• [Task prompt]
Give back all the data exactly, line by line.

[START]

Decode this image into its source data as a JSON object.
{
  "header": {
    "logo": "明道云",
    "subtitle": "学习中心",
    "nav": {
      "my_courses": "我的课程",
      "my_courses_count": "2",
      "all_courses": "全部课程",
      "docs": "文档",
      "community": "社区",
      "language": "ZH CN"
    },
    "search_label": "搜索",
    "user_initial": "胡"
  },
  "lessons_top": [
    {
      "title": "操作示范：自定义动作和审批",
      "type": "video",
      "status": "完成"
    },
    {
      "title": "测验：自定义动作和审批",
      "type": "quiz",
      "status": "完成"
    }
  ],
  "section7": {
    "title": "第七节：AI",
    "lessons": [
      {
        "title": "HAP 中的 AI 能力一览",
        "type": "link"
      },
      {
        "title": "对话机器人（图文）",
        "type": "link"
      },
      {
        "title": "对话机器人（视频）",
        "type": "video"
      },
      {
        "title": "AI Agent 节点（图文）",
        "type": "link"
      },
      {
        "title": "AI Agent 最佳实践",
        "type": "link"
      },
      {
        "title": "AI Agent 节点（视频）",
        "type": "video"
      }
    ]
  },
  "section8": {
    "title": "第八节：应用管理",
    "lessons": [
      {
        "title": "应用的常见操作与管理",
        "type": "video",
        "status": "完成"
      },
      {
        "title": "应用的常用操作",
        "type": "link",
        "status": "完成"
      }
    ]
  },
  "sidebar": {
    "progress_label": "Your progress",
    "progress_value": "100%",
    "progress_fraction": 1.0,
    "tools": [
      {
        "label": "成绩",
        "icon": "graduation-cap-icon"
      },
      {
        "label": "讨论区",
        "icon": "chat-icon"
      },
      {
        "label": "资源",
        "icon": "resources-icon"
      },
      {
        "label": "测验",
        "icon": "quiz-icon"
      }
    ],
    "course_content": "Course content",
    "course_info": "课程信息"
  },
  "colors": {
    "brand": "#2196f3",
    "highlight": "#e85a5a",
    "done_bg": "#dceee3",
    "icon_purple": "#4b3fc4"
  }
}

[END]

• [Final answer]
Decode this image into its source data as a JSON object.
{
  "header": {
    "logo": "明道云",
    "subtitle": "学习中心",
    "nav": {
      "my_courses": "我的课程",
      "my_courses_count": "2",
      "all_courses": "全部课程",
      "docs": "文档",
      "community": "社区",
      "language": "ZH CN"
    },
    "search_label": "搜索",
    "user_initial": "胡"
  },
  "lessons_top": [
    {
      "title": "操作示范：自定义动作和审批",
      "type": "video",
      "status": "完成"
    },
    {
      "title": "测验：自定义动作和审批",
      "type": "quiz",
      "status": "完成"
    }
  ],
  "section7": {
    "title": "第七节：AI",
    "lessons": [
      {
        "title": "HAP 中的 AI 能力一览",
        "type": "link"
      },
      {
        "title": "对话机器人（图文）",
        "type": "link"
      },
      {
        "title": "对话机器人（视频）",
        "type": "video"
      },
      {
        "title": "AI Agent 节点（图文）",
        "type": "link"
      },
      {
        "title": "AI Agent 最佳实践",
        "type": "link"
      },
      {
        "title": "AI Agent 节点（视频）",
        "type": "video"
      }
    ]
  },
  "section8": {
    "title": "第八节：应用管理",
    "lessons": [
      {
        "title": "应用的常见操作与管理",
        "type": "video",
        "status": "完成"
      },
      {
        "title": "应用的常用操作",
        "type": "link",
        "status": "完成"
      }
    ]
  },
  "sidebar": {
    "progress_label": "Your progress",
    "progress_value": "100%",
    "progress_fraction": 1.0,
    "tools": [
      {
        "label": "成绩",
        "icon": "graduation-cap-icon"
      },
      {
        "label": "讨论区",
        "icon": "chat-icon"
      },
      {
        "label": "资源",
        "icon": "resources-icon"
      },
      {
        "label": "测验",
        "icon": "quiz-icon"
      }
    ],
    "course_content": "Course content",
    "course_info": "课程信息"
  },
  "colors": {
    "brand": "#2196f3",
    "highlight": "#e85a5a",
    "done_bg": "#dceee3",
    "icon_purple": "#4b3fc4"
  }
}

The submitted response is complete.